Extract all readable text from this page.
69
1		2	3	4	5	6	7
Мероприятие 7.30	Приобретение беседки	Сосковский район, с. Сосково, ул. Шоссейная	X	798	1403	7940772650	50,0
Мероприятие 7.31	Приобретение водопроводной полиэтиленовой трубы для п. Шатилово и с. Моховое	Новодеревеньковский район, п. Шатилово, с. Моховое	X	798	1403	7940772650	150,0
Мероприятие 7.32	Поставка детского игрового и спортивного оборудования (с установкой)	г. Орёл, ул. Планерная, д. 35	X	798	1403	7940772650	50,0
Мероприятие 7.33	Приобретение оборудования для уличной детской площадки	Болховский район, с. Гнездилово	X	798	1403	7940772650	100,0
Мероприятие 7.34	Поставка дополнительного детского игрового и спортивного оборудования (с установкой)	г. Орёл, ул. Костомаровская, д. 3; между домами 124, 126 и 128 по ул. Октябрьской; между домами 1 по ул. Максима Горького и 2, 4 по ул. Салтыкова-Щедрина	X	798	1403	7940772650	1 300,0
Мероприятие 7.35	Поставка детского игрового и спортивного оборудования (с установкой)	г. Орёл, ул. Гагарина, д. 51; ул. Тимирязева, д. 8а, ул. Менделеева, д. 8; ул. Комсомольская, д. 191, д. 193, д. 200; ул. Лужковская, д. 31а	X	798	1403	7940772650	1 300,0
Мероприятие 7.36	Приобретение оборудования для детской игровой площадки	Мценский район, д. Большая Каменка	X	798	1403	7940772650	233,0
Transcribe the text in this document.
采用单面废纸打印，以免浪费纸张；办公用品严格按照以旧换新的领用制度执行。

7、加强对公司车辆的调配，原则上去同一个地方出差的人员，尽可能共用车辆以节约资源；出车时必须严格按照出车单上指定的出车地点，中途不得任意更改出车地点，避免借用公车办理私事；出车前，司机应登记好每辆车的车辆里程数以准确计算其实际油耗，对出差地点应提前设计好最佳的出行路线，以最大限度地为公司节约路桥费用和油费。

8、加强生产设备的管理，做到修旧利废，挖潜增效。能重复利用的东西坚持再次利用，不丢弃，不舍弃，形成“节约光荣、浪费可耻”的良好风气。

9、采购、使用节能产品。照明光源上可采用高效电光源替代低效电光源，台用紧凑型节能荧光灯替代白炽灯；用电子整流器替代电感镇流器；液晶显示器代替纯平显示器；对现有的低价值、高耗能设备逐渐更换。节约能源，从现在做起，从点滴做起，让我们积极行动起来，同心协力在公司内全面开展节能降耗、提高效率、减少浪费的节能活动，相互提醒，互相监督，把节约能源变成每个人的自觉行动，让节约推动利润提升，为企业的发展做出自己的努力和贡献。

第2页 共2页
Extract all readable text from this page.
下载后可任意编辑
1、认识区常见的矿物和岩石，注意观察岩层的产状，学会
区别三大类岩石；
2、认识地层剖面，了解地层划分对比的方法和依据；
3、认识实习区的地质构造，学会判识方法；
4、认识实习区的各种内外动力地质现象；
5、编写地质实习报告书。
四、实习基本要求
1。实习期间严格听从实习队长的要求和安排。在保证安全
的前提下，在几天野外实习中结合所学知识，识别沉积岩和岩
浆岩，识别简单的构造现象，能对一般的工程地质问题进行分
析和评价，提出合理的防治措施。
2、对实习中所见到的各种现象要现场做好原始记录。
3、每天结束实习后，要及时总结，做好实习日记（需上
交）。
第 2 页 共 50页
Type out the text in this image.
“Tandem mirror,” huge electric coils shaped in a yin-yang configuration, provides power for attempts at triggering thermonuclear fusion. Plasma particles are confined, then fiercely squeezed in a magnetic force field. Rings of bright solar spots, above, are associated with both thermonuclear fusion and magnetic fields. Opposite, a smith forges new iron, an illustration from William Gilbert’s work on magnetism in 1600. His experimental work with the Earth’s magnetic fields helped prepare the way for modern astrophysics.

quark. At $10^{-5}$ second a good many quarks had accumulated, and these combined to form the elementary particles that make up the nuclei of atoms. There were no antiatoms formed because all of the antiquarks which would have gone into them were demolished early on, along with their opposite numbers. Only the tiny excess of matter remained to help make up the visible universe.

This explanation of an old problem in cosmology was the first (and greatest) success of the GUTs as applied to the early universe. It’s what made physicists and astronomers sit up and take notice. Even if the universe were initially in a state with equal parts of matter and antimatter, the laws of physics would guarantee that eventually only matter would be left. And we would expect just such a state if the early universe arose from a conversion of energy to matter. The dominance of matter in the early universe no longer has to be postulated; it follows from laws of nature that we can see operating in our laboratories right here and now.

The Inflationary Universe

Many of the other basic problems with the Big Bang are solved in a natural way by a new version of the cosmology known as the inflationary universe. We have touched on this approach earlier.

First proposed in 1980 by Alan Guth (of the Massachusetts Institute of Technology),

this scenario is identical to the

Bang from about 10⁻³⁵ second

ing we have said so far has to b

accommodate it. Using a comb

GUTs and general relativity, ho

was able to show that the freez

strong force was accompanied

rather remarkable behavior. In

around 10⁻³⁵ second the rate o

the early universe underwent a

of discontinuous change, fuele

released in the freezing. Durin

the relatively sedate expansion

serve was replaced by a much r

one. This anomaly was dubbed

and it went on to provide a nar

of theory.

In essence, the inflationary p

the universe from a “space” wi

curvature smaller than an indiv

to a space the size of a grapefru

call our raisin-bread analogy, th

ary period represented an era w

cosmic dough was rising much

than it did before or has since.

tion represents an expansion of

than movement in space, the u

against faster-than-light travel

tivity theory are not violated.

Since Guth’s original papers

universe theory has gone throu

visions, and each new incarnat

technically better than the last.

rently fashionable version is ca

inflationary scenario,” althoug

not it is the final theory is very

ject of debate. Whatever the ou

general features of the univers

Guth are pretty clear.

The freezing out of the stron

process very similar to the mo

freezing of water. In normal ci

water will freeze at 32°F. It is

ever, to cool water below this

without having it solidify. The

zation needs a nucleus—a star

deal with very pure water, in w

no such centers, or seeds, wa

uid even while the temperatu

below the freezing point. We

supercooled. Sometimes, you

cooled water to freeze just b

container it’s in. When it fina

• **TO BE DONE**:
Copy out each line above, character for character.

• **ANSWER TO THIS EXERCISE**:
Extract all readable text from this page.
69
1		2	3	4	5	6	7
Мероприятие 7.30	Приобретение беседки	Сосковский район, с. Сосково, ул. Шоссейная	X	798	1403	7940772650	50,0
Мероприятие 7.31	Приобретение водопроводной полиэтиленовой трубы для п. Шатилово и с. Моховое	Новодеревеньковский район, п. Шатилово, с. Моховое	X	798	1403	7940772650	150,0
Мероприятие 7.32	Поставка детского игрового и спортивного оборудования (с установкой)	г. Орёл, ул. Планерная, д. 35	X	798	1403	7940772650	50,0
Мероприятие 7.33	Приобретение оборудования для уличной детской площадки	Болховский район, с. Гнездилово	X	798	1403	7940772650	100,0
Мероприятие 7.34	Поставка дополнительного детского игрового и спортивного оборудования (с установкой)	г. Орёл, ул. Костомаровская, д. 3; между домами 124, 126 и 128 по ул. Октябрьской; между домами 1 по ул. Максима Горького и 2, 4 по ул. Салтыкова-Щедрина	X	798	1403	7940772650	1 300,0
Мероприятие 7.35	Поставка детского игрового и спортивного оборудования (с установкой)	г. Орёл, ул. Гагарина, д. 51; ул. Тимирязева, д. 8а, ул. Менделеева, д. 8; ул. Комсомольская, д. 191, д. 193, д. 200; ул. Лужковская, д. 31а	X	798	1403	7940772650	1 300,0
Мероприятие 7.36	Приобретение оборудования для детской игровой площадки	Мценский район, д. Большая Каменка	X	798	1403	7940772650	233,0
Transcribe the text in this document.
采用单面废纸打印，以免浪费纸张；办公用品严格按照以旧换新的领用制度执行。

7、加强对公司车辆的调配，原则上去同一个地方出差的人员，尽可能共用车辆以节约资源；出车时必须严格按照出车单上指定的出车地点，中途不得任意更改出车地点，避免借用公车办理私事；出车前，司机应登记好每辆车的车辆里程数以准确计算其实际油耗，对出差地点应提前设计好最佳的出行路线，以最大限度地为公司节约路桥费用和油费。

8、加强生产设备的管理，做到修旧利废，挖潜增效。能重复利用的东西坚持再次利用，不丢弃，不舍弃，形成“节约光荣、浪费可耻”的良好风气。

9、采购、使用节能产品。照明光源上可采用高效电光源替代低效电光源，台用紧凑型节能荧光灯替代白炽灯；用电子整流器替代电感镇流器；液晶显示器代替纯平显示器；对现有的低价值、高耗能设备逐渐更换。节约能源，从现在做起，从点滴做起，让我们积极行动起来，同心协力在公司内全面开展节能降耗、提高效率、减少浪费的节能活动，相互提醒，互相监督，把节约能源变成每个人的自觉行动，让节约推动利润提升，为企业的发展做出自己的努力和贡献。

第2页 共2页
Extract all readable text from this page.
下载后可任意编辑
1、认识区常见的矿物和岩石，注意观察岩层的产状，学会
区别三大类岩石；
2、认识地层剖面，了解地层划分对比的方法和依据；
3、认识实习区的地质构造，学会判识方法；
4、认识实习区的各种内外动力地质现象；
5、编写地质实习报告书。
四、实习基本要求
1。实习期间严格听从实习队长的要求和安排。在保证安全
的前提下，在几天野外实习中结合所学知识，识别沉积岩和岩
浆岩，识别简单的构造现象，能对一般的工程地质问题进行分
析和评价，提出合理的防治措施。
2、对实习中所见到的各种现象要现场做好原始记录。
3、每天结束实习后，要及时总结，做好实习日记（需上
交）。
第 2 页 共 50页
Type out the text in this image.
“Tandem mirror,” huge electric coils shaped in a yin-yang configuration, provides power for attempts at triggering thermonuclear fusion. Plasma particles are confined, then fiercely squeezed in a magnetic force field. Rings of bright solar spots, above, are associated with both thermonuclear fusion and magnetic fields. Opposite, a smith forges new iron, an illustration from William Gilbert’s work on magnetism in 1600. His experimental work with the Earth’s magnetic fields helped prepare the way for modern astrophysics.

quark. At $10^{-5}$ second a good many quarks had accumulated, and these combined to form the elementary particles that make up the nuclei of atoms. There were no antiatoms formed because all of the antiquarks which would have gone into them were demolished early on, along with their opposite numbers. Only the tiny excess of matter remained to help make up the visible universe.

This explanation of an old problem in cosmology was the first (and greatest) success of the GUTs as applied to the early universe. It’s what made physicists and astronomers sit up and take notice. Even if the universe were initially in a state with equal parts of matter and antimatter, the laws of physics would guarantee that eventually only matter would be left. And we would expect just such a state if the early universe arose from a conversion of energy to matter. The dominance of matter in the early universe no longer has to be postulated; it follows from laws of nature that we can see operating in our laboratories right here and now.

The Inflationary Universe

Many of the other basic problems with the Big Bang are solved in a natural way by a new version of the cosmology known as the inflationary universe. We have touched on this approach earlier.

First proposed in 1980 by Alan Guth (of the Massachusetts Institute of Technology),

this scenario is identical to the

Bang from about 10⁻³⁵ second

ing we have said so far has to b

accommodate it. Using a comb

GUTs and general relativity, ho

was able to show that the freez

strong force was accompanied

rather remarkable behavior. In

around 10⁻³⁵ second the rate o

the early universe underwent a

of discontinuous change, fuele

released in the freezing. Durin

the relatively sedate expansion

serve was replaced by a much r

one. This anomaly was dubbed

and it went on to provide a nar

of theory.

In essence, the inflationary p

the universe from a “space” wi

curvature smaller than an indiv

to a space the size of a grapefru

call our raisin-bread analogy, th

ary period represented an era w

cosmic dough was rising much

than it did before or has since.

tion represents an expansion of

than movement in space, the u

against faster-than-light travel

tivity theory are not violated.

Since Guth’s original papers

universe theory has gone throu

visions, and each new incarnat

technically better than the last.

rently fashionable version is ca

inflationary scenario,” althoug

not it is the final theory is very

ject of debate. Whatever the ou

general features of the univers

Guth are pretty clear.

The freezing out of the stron

process very similar to the mo

freezing of water. In normal ci

water will freeze at 32°F. It is

ever, to cool water below this

without having it solidify. The

zation needs a nucleus—a star

deal with very pure water, in w

no such centers, or seeds, wa

uid even while the temperatu

below the freezing point. We

supercooled. Sometimes, you

cooled water to freeze just b

container it’s in. When it fina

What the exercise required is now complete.